(Stored items)
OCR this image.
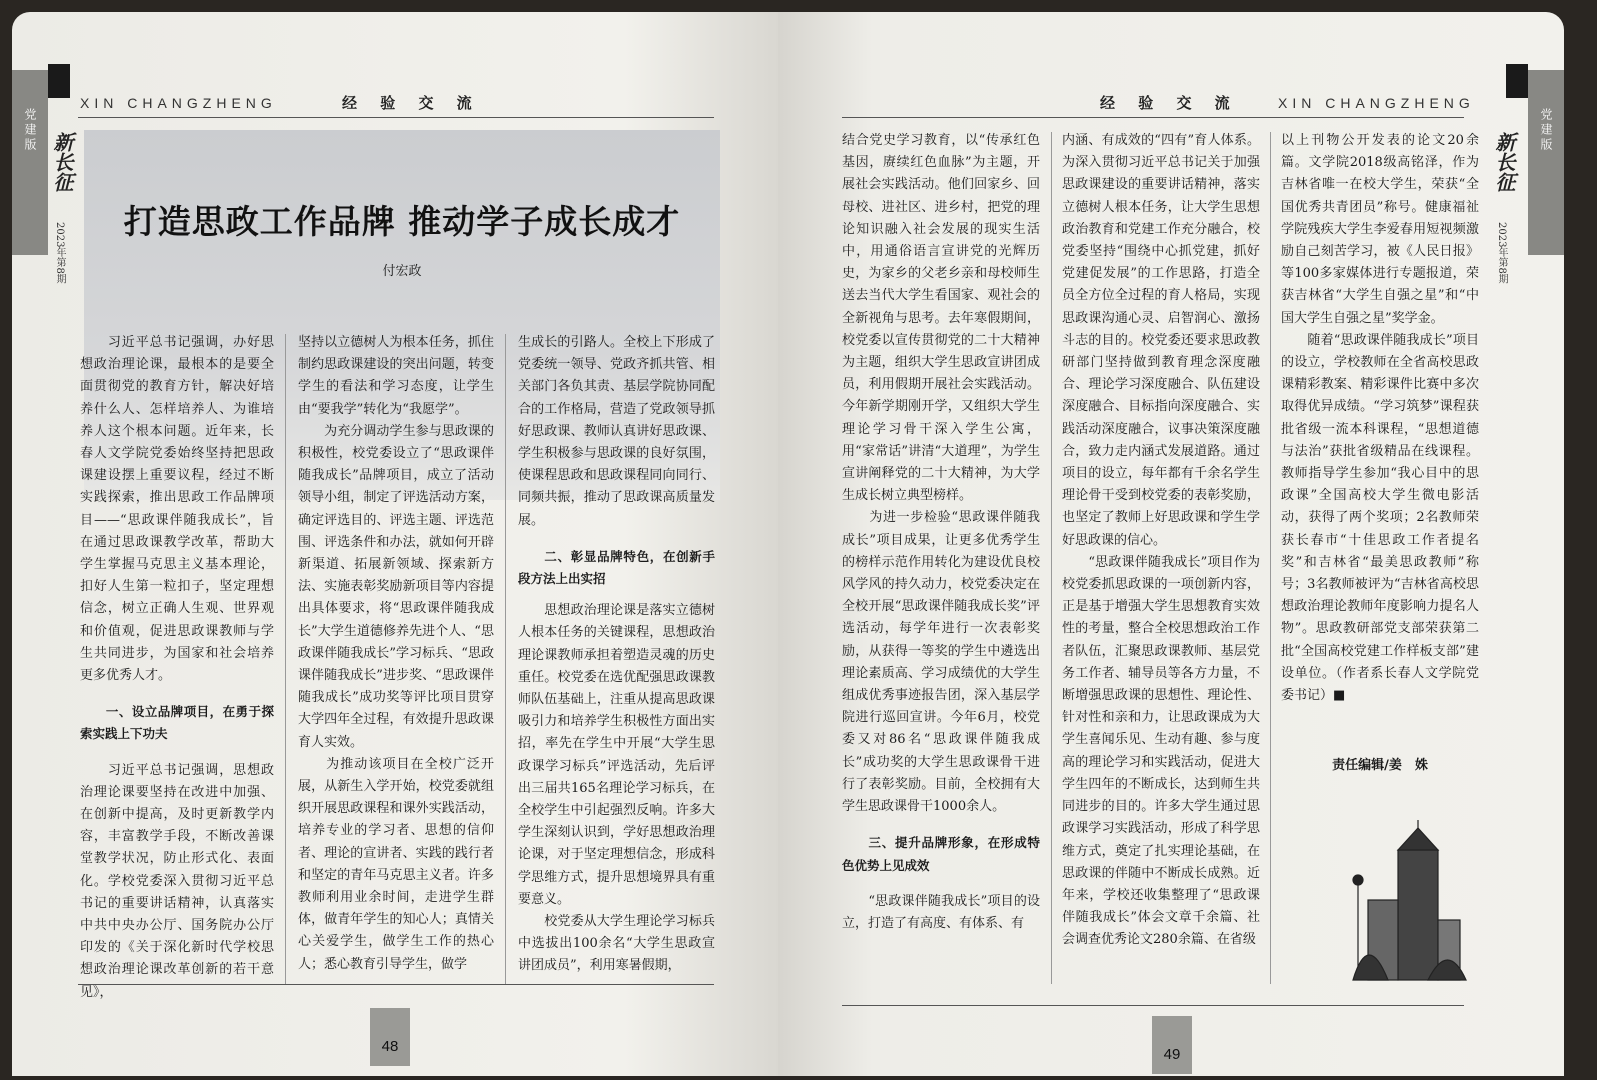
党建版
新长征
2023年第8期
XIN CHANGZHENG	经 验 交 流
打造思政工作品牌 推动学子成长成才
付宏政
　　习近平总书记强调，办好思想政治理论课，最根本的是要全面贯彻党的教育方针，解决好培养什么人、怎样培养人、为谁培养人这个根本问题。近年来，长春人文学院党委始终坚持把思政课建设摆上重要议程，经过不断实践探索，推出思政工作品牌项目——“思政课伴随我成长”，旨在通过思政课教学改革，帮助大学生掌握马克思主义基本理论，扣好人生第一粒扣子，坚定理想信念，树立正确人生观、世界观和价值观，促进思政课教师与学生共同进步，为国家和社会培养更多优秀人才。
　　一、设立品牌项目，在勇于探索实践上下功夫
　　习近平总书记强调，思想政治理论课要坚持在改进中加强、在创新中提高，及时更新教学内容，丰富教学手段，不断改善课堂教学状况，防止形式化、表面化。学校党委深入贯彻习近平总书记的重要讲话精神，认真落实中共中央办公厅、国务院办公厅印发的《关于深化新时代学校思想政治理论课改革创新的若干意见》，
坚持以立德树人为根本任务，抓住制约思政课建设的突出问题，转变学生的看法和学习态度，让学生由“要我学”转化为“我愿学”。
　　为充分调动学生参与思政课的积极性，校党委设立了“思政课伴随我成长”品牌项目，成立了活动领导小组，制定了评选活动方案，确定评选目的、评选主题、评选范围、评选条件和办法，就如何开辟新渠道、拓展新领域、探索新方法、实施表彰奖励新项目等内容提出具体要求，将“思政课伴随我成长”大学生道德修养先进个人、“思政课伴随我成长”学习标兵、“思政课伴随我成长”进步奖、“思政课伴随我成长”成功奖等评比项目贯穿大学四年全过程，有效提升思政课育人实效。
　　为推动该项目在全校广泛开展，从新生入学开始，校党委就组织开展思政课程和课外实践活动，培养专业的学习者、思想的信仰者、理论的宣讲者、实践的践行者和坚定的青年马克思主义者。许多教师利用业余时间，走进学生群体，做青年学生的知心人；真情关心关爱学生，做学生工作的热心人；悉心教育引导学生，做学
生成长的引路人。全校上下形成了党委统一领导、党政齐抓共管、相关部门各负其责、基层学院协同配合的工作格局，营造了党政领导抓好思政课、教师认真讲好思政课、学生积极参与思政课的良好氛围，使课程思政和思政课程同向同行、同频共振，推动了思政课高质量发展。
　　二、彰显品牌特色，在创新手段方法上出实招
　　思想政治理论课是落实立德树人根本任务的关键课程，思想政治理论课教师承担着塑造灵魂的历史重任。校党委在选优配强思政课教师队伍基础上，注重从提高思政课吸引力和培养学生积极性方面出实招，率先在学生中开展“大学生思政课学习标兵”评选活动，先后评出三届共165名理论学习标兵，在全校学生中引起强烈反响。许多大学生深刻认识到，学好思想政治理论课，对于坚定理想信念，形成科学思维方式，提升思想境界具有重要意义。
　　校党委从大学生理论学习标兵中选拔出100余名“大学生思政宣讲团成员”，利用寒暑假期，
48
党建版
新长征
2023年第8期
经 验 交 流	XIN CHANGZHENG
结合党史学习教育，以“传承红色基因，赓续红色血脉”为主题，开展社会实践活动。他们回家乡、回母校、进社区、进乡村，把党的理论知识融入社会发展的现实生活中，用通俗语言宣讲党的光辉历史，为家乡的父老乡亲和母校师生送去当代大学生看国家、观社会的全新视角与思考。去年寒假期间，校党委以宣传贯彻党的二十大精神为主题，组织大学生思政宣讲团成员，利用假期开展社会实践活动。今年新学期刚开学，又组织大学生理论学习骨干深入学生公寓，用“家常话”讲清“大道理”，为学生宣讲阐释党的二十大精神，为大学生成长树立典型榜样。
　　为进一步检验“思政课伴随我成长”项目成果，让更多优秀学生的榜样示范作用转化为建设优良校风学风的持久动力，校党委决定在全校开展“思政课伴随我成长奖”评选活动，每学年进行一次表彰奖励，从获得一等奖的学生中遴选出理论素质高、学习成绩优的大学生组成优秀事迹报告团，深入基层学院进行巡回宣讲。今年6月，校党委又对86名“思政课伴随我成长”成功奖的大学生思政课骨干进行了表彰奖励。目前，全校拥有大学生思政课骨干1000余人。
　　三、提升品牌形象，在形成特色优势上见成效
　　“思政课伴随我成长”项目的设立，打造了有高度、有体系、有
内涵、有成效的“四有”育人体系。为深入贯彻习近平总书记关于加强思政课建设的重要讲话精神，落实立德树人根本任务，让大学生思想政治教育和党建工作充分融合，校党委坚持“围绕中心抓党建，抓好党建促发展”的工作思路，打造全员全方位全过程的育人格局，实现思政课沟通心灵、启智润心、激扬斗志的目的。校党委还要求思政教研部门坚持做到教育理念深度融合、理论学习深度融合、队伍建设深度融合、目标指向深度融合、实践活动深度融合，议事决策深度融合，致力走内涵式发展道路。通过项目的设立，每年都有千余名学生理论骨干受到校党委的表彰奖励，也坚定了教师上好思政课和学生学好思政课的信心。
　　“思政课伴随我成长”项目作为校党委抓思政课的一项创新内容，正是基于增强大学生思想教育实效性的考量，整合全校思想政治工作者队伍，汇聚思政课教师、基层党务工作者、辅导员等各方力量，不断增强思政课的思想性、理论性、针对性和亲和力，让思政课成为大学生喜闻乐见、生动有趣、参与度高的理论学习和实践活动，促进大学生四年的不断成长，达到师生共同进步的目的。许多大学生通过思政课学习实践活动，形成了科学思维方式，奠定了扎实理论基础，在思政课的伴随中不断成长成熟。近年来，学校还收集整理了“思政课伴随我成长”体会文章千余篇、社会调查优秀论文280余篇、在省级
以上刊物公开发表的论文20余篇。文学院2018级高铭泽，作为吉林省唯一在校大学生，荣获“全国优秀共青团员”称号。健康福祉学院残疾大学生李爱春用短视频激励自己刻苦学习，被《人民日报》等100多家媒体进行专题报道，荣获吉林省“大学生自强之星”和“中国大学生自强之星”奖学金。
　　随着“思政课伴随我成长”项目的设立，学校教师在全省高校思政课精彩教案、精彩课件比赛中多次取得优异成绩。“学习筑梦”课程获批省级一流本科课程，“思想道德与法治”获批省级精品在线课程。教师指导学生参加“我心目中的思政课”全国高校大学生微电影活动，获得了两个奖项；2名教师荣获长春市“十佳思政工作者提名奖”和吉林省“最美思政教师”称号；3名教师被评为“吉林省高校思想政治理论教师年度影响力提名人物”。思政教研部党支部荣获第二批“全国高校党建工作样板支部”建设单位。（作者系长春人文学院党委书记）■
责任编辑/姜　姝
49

**AIM OF THE EXERCISE:** Collect the complete line wherever the string "CHANGZHENG" appears in the records.

**WRITTEN RESPONSE:**
XIN CHANGZHENG	经 验 交 流
经 验 交 流	XIN CHANGZHENG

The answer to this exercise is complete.